#### RAW DATA ####

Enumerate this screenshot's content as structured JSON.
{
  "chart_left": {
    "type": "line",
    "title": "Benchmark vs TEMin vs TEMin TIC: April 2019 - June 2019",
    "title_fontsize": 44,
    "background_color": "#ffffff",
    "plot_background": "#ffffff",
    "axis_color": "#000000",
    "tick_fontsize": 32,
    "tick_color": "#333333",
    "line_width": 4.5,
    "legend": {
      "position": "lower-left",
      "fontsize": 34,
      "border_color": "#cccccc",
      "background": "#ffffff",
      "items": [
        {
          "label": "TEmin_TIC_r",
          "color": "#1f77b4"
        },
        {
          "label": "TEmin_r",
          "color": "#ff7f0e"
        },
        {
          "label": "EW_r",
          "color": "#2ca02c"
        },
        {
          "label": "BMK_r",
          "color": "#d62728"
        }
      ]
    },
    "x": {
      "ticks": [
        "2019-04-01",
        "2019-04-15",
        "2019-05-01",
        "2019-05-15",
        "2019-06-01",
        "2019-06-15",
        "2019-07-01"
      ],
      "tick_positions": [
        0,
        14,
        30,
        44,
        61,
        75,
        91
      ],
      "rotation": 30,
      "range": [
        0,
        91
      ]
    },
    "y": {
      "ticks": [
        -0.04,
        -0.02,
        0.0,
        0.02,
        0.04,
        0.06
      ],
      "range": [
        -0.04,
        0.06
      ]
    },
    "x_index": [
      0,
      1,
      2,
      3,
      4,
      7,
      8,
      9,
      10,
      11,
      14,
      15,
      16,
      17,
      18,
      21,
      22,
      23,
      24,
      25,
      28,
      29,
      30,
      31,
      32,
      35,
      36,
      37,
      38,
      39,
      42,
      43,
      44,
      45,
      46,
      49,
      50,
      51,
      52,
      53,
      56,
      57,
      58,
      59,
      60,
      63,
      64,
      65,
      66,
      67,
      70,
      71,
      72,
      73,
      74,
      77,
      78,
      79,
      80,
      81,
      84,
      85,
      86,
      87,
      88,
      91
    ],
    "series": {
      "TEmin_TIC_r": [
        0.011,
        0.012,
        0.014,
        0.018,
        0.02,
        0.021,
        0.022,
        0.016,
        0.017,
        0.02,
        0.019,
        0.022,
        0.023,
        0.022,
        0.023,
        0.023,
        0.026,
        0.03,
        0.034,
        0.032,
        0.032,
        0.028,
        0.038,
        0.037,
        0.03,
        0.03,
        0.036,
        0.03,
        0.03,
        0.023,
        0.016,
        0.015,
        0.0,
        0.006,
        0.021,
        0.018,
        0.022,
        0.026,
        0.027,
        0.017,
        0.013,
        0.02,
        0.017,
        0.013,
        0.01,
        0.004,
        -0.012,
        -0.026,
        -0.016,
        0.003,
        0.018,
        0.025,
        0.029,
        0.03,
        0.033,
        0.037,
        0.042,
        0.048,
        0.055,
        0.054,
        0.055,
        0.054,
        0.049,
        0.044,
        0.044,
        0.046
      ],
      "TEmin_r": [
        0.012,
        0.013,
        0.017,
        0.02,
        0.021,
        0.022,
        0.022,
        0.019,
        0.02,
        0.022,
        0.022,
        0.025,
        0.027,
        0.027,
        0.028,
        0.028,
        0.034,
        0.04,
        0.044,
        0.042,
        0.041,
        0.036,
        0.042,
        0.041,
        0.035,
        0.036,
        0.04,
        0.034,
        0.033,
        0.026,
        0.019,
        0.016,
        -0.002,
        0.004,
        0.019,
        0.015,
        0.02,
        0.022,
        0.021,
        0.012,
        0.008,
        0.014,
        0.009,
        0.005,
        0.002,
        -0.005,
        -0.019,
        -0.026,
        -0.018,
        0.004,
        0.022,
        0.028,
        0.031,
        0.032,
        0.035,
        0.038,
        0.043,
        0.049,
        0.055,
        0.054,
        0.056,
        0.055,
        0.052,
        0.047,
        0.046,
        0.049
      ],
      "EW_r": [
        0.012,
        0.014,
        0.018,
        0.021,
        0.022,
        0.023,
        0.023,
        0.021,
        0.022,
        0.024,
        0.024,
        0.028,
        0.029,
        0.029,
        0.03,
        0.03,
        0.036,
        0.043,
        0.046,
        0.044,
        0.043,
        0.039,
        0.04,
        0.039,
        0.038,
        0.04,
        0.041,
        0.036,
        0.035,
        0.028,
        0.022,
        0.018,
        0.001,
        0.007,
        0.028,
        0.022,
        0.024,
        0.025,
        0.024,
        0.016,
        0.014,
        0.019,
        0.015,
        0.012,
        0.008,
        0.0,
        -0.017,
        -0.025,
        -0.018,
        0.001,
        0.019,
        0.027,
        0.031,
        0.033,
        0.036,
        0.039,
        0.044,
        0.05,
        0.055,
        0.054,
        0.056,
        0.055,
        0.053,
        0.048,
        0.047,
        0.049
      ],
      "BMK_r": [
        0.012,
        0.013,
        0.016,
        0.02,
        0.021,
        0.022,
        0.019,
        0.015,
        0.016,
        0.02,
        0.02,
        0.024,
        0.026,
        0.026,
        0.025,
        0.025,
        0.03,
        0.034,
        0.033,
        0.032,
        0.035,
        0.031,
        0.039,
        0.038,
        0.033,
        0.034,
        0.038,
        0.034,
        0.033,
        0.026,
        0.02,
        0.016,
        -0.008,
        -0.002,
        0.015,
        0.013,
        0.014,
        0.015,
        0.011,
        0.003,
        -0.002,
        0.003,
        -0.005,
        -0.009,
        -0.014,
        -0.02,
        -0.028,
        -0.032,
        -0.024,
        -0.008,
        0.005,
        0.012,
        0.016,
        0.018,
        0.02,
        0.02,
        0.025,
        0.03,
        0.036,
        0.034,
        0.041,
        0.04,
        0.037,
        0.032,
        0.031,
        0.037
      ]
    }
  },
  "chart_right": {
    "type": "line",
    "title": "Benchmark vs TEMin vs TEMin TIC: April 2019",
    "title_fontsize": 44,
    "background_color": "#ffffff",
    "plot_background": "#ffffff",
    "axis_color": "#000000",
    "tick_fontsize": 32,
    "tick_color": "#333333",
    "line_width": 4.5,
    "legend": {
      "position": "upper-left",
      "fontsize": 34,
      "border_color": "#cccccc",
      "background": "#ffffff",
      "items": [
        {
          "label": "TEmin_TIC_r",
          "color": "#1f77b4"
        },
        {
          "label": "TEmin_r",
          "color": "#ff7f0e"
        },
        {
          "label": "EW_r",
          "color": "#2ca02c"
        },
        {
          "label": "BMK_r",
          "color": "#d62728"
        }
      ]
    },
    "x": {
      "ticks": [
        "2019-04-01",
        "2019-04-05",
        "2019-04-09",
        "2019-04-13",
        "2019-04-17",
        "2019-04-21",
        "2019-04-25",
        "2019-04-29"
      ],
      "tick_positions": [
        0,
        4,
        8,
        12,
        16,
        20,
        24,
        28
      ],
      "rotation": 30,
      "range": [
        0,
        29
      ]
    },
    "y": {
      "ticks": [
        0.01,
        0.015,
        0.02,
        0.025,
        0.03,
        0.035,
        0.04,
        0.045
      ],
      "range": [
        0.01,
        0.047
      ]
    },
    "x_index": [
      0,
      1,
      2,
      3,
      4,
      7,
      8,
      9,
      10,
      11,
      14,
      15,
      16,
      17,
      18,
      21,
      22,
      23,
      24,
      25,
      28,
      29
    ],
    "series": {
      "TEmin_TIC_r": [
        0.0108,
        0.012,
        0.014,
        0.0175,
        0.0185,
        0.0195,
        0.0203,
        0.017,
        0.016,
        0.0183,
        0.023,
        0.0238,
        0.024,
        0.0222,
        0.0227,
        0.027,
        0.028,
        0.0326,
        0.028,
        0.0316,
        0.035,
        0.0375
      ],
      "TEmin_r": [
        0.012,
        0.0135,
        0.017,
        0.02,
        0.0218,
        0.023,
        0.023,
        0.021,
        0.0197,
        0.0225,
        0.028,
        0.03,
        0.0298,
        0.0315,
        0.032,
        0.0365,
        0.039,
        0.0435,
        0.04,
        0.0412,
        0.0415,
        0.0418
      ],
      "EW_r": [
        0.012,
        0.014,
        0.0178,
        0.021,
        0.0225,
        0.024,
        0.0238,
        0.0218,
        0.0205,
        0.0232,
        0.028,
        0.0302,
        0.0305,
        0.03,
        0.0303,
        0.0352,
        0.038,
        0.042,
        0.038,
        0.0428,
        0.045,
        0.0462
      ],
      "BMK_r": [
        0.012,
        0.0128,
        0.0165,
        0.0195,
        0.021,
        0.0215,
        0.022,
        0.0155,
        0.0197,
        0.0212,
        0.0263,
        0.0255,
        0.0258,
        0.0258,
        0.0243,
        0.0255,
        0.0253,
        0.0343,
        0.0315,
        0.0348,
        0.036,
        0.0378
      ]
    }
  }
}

####

WHAT IS EXPECTED
Provide only the count of lines in the material above that hold the word "April".

THE RESPONSE
2